### SHORT EXERCISE
For the entries below, how many lines include the word "cantonale"? Give the figure and nothing more.

====== SUPPLIED RECORDS

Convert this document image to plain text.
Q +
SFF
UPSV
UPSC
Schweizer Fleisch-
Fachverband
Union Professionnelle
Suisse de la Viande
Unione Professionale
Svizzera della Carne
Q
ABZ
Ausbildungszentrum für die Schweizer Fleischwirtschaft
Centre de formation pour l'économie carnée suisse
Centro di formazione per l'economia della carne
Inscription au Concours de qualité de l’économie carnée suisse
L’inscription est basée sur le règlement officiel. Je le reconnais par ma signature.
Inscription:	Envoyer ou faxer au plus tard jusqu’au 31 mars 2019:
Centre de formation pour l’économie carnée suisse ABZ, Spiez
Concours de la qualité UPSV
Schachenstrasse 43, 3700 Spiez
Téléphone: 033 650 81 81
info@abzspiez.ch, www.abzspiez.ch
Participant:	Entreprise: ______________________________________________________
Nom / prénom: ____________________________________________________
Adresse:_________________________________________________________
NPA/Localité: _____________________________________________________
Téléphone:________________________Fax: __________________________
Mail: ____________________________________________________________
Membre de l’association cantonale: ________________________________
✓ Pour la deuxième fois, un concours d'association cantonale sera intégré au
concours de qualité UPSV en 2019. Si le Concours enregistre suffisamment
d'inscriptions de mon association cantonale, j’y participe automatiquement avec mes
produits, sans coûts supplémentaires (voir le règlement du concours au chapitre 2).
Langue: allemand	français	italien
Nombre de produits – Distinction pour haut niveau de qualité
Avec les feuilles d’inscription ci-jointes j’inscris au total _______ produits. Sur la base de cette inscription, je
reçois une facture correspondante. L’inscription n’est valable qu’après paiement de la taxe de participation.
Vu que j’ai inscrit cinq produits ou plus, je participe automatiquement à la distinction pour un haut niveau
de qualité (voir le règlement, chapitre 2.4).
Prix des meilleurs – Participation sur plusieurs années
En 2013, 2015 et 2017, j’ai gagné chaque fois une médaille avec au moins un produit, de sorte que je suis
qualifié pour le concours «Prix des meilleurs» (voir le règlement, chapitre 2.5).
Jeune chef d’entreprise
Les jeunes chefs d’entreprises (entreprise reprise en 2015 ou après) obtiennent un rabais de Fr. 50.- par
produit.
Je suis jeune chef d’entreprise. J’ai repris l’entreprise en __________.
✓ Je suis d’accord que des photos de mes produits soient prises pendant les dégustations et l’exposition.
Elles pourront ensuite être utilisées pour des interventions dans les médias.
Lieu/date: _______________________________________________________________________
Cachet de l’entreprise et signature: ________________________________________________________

============

### FULL SOLUTION
3